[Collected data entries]
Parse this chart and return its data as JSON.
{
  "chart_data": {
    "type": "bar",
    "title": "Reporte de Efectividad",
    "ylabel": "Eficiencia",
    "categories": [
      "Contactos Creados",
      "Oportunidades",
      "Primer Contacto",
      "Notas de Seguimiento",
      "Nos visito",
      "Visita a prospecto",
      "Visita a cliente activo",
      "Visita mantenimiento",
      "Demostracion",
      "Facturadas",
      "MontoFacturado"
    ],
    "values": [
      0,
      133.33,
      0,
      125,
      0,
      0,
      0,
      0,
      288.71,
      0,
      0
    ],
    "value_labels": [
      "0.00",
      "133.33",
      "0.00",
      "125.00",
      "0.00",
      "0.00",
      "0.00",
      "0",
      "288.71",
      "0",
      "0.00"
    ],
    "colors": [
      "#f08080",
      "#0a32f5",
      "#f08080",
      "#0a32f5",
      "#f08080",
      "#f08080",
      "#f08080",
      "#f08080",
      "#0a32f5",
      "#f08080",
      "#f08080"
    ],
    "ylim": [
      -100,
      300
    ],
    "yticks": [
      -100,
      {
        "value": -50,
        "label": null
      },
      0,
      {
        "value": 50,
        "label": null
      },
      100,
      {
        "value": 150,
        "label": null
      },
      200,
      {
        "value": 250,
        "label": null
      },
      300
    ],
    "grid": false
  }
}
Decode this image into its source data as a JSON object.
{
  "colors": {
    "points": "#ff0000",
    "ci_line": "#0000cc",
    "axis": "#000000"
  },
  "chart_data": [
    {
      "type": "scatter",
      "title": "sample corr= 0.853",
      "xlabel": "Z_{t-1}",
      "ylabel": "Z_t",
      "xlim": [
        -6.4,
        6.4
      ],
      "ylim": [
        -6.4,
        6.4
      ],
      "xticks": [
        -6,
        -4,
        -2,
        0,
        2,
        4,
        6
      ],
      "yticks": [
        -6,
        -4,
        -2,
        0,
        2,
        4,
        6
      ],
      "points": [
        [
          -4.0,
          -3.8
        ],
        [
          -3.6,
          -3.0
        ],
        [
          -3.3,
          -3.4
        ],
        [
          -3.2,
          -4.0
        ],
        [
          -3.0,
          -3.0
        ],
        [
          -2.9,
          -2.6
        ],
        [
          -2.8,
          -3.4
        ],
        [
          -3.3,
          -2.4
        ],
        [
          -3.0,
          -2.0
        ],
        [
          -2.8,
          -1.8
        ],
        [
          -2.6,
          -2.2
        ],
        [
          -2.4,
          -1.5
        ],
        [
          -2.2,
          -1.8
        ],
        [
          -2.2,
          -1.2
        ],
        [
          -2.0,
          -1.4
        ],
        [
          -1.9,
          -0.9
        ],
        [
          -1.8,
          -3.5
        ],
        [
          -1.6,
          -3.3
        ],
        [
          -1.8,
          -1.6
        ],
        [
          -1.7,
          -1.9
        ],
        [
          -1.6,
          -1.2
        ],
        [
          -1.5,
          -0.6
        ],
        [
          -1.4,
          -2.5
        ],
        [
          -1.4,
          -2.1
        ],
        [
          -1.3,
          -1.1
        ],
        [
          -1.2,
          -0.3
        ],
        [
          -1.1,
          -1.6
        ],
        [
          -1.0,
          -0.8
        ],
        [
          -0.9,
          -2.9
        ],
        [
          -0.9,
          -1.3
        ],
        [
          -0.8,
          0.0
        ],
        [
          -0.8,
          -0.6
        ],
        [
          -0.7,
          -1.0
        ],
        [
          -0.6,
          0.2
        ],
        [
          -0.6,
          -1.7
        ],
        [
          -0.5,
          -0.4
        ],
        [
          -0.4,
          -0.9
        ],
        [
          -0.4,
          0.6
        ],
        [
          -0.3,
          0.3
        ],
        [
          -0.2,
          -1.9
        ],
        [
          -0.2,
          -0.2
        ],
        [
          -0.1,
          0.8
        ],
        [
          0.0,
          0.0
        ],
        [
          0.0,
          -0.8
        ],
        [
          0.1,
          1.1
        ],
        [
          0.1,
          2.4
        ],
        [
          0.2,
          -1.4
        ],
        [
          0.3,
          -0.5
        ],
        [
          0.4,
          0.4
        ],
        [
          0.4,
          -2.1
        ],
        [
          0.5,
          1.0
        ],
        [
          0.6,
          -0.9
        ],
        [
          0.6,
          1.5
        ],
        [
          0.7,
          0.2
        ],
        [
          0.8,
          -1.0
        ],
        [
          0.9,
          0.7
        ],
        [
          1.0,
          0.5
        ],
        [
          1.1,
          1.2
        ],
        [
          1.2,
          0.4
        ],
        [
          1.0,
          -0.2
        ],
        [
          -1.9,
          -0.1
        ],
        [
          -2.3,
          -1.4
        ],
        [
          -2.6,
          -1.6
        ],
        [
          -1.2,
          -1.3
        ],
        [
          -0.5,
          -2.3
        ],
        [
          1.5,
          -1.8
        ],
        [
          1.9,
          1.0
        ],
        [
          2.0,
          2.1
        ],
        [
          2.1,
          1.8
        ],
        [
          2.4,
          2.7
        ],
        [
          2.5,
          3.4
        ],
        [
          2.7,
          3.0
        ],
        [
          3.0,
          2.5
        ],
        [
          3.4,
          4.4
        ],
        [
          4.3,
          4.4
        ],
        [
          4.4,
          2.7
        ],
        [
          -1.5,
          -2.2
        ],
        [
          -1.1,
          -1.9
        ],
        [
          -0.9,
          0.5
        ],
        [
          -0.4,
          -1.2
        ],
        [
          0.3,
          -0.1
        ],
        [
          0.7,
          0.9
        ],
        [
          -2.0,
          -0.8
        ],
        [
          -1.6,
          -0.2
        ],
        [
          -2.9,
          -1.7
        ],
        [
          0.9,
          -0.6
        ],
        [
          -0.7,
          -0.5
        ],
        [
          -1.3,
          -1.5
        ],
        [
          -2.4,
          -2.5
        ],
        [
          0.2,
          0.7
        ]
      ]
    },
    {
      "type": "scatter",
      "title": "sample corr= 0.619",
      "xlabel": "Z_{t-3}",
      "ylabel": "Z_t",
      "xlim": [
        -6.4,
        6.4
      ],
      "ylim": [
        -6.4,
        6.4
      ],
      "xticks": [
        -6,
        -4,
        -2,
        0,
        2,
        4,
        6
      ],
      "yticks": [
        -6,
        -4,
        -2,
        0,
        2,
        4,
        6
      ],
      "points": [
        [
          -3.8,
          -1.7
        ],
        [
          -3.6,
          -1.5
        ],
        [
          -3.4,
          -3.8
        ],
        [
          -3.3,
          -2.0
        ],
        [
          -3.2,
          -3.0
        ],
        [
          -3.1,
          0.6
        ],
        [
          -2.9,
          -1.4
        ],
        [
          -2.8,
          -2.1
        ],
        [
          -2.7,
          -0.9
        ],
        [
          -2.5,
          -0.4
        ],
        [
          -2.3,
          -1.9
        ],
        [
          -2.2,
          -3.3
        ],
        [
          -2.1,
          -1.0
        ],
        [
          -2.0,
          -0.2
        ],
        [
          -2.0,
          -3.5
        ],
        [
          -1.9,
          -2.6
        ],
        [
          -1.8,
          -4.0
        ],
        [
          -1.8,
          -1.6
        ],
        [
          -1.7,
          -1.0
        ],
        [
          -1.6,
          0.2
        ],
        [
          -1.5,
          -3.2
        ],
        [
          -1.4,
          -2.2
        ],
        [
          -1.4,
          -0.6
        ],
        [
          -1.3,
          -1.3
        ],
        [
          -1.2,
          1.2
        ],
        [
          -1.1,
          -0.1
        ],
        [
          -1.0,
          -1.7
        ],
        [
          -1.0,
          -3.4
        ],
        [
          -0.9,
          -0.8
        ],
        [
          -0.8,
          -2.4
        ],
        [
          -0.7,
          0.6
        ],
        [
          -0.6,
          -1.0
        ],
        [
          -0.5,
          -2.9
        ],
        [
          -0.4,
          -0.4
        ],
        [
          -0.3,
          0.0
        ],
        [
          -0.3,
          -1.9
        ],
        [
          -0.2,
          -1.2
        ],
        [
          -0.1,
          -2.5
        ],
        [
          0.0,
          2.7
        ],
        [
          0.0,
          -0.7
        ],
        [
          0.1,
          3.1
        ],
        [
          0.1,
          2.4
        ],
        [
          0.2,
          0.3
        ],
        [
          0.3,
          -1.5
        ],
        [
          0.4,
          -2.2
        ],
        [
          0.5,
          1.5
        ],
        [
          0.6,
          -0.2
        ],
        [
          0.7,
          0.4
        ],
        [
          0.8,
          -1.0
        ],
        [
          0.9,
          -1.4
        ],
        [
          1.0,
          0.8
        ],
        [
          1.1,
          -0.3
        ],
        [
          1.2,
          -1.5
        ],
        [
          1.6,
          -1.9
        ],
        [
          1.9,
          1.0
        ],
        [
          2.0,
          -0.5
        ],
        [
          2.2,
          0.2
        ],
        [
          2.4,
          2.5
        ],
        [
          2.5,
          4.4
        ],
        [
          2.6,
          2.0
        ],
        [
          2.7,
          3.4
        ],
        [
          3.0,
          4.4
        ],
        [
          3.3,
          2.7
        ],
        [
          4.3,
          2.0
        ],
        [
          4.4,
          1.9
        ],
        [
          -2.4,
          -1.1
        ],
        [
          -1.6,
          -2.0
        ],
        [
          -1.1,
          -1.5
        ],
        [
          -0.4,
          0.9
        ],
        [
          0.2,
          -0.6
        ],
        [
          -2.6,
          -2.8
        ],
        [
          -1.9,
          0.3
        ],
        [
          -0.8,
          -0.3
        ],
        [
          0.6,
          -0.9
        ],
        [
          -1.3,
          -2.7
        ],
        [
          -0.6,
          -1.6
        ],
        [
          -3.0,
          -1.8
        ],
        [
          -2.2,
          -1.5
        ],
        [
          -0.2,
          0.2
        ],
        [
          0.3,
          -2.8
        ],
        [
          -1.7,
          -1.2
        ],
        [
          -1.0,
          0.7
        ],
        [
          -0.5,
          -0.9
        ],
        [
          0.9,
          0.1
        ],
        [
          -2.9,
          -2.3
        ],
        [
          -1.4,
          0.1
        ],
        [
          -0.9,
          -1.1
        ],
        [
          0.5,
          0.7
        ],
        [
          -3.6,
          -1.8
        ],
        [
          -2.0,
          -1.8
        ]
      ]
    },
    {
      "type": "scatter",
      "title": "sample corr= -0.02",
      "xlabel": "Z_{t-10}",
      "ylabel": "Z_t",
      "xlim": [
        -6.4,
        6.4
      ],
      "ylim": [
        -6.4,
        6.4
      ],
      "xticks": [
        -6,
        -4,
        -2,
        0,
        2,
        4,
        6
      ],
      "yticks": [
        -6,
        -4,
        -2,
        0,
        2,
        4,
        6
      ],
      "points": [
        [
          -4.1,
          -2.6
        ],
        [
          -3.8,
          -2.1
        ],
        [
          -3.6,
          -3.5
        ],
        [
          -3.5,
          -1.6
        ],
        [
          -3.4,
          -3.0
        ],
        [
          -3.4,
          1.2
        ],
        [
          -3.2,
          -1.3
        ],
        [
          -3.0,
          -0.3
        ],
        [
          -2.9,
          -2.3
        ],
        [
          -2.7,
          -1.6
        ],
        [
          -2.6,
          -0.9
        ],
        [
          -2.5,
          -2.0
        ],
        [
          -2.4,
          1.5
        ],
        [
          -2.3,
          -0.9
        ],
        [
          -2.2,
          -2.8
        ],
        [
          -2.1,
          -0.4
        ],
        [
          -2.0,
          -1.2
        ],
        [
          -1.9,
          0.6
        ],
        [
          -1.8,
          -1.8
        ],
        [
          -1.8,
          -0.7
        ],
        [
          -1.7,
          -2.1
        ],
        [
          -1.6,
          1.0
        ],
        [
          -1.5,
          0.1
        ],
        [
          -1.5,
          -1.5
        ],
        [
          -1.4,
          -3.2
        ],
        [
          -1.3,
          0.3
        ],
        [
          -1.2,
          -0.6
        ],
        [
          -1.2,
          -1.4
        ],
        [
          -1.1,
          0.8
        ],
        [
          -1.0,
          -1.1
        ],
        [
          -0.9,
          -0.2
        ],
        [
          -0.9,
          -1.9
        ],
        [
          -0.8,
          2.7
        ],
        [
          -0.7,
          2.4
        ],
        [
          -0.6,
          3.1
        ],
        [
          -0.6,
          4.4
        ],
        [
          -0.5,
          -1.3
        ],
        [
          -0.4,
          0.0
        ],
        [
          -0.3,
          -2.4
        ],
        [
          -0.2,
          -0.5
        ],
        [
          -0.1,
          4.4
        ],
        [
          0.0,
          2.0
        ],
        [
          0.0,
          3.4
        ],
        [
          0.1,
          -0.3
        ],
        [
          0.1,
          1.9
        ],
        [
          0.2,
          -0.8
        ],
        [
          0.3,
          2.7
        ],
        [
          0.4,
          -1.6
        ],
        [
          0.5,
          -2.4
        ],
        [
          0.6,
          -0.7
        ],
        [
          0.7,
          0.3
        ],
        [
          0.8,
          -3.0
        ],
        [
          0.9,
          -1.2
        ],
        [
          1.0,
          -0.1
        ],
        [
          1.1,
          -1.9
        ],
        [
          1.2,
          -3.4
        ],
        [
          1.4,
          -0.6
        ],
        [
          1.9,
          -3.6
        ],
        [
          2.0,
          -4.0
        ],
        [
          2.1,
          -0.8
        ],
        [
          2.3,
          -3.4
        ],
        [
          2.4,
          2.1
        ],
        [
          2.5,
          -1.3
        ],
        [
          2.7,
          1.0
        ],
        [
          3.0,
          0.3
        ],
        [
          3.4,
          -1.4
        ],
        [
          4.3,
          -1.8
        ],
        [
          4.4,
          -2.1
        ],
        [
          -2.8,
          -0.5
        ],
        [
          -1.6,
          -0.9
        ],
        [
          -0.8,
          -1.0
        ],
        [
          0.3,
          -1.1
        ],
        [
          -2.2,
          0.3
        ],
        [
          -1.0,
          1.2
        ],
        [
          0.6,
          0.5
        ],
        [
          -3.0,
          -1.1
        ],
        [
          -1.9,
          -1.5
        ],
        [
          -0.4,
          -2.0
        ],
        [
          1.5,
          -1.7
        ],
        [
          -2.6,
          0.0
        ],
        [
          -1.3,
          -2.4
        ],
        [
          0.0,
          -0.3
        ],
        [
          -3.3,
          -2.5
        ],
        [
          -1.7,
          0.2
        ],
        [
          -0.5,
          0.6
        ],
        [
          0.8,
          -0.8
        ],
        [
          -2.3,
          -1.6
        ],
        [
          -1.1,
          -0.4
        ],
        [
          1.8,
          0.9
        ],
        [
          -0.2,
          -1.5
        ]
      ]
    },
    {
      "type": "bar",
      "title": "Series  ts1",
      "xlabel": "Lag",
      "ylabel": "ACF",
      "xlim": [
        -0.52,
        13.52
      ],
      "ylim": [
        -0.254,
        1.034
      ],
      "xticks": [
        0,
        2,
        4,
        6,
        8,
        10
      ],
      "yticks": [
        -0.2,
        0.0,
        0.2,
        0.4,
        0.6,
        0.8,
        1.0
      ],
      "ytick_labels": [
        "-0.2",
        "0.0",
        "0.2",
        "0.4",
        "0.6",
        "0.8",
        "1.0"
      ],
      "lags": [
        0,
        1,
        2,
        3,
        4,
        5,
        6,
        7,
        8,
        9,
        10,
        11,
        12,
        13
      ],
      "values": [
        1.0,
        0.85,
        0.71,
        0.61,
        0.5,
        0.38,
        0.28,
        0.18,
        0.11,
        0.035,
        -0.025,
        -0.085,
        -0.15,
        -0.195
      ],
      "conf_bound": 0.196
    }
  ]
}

==

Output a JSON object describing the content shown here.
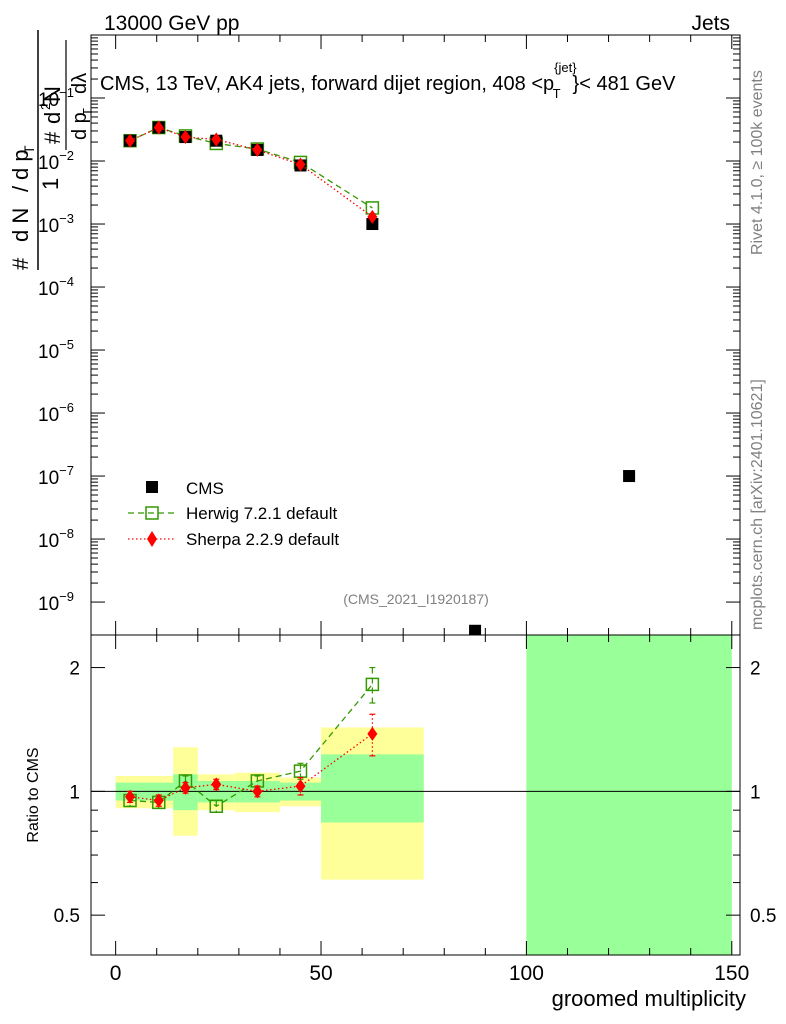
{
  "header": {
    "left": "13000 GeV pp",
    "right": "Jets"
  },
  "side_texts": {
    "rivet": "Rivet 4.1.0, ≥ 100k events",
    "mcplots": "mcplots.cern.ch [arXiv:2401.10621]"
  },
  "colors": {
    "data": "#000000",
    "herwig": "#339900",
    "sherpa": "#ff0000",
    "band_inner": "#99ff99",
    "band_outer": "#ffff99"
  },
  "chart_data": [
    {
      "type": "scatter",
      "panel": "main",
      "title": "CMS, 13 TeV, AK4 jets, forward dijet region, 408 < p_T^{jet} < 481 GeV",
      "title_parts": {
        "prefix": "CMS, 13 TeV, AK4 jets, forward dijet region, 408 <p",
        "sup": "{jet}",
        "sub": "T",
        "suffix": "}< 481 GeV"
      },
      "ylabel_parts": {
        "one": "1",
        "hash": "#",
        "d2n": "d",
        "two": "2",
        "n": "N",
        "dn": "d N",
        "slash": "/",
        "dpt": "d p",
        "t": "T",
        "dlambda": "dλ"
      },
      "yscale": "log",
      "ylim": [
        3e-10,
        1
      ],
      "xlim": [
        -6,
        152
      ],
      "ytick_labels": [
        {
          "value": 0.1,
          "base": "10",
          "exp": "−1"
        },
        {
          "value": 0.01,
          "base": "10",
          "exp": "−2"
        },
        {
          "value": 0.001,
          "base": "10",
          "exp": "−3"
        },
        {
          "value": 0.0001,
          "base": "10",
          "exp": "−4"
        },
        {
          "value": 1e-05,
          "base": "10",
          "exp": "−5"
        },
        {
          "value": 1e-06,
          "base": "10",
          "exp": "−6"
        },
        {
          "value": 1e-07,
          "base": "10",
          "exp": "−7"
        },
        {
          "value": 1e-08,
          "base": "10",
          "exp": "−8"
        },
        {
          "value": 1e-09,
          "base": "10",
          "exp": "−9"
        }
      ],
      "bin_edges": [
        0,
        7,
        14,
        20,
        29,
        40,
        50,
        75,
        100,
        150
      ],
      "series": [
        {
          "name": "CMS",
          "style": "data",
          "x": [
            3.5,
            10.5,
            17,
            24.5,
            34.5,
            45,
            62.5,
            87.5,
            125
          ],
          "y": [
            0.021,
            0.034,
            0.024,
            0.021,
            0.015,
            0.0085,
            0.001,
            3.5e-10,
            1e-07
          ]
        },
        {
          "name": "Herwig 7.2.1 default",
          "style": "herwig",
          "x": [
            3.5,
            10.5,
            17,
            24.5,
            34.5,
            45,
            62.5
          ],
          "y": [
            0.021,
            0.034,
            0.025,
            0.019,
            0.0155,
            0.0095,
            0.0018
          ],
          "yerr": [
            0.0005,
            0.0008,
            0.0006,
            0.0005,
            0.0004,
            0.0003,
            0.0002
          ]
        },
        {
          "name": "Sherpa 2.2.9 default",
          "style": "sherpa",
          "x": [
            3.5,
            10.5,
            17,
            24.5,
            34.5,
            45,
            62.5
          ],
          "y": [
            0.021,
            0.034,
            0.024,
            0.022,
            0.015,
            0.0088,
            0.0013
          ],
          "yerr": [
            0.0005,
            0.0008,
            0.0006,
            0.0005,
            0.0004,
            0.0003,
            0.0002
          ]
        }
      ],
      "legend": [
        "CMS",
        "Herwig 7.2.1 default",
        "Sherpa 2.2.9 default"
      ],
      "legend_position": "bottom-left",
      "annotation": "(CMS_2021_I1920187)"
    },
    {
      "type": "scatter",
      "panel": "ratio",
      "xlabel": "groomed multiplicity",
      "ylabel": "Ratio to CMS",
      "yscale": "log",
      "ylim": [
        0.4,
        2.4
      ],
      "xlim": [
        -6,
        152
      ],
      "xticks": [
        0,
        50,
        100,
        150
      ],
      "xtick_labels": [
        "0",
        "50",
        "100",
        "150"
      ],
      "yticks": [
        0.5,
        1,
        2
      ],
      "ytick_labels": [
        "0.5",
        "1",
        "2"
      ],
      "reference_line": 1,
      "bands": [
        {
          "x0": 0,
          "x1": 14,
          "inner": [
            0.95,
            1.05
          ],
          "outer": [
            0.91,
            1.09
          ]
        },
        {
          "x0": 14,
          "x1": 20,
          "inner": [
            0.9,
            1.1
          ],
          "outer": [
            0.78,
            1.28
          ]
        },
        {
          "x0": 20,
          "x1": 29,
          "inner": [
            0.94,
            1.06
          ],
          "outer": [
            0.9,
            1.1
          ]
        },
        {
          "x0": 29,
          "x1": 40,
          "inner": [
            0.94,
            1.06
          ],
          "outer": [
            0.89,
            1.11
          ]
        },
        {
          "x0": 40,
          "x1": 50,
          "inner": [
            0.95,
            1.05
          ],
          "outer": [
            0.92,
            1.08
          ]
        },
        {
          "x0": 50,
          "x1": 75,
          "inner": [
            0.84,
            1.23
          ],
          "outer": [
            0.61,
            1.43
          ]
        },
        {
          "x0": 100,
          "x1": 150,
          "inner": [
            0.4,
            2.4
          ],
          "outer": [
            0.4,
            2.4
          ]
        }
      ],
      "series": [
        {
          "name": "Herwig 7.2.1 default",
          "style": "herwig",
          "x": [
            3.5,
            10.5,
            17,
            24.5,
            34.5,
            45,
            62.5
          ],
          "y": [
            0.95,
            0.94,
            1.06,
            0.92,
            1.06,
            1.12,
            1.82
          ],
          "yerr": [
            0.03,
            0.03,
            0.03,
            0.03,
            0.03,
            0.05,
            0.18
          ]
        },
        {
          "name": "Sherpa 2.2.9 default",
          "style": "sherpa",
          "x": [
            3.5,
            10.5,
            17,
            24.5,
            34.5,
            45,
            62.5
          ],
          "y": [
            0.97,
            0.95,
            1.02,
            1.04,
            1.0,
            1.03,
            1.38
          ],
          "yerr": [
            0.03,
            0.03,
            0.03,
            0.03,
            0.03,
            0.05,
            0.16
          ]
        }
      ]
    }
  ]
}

WHAT NEEDS TO BE DONE =
Counting only lines of the data above that hold "sample", report the total and nothing else.

RESULT =
3